Source:
——
I like the second one better. Maybe you can use some Zip ties as handles? But like you said, it is short term, so either way I think they will be okay.


----------



## Vaguity (May 13, 2014)

I have that second one and I think it would be very awkward to carry, I'm not sure how zip-ties would help. It IS however fairly easy to assemble so if you're worried about the car journey take them in like a carrier and just assemble the cage at the person's house. The bars are fine space-wise.

But honestly as it's only 2 weeks I personally don't see the issue with having them temporarily in a smaller cage as long as they get plenty of entertainment and attention during that time.


----------



## Jon (Mar 1, 2014)

Hm, that makes me recondisder the first option. I can't garuantee my rats being played every day though.

Is the 2nd cage that you have small enough to fit into a car?

Also, what about this that has handles: http://www.amazon.co.uk/Savic-Freddy-Navy-Blue-Ferret/dp/B00178JAQO/ref=pd_sxp_f_pt I like the look of that however it is the most expensive ><


----------



## Bronte18 (Jun 2, 2014)
——
Given request A: In the forum thread about rat cages, how long does Vaguity say the rats would be in the smaller cage?
Given request B: Name every poster whose username appears as a heading in the forum thread about rat cages.

Given information:
——
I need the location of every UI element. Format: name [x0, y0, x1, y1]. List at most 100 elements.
——
Complete output A: Only 2 weeks.

Complete output B: Vaguity, Jon, Bronte18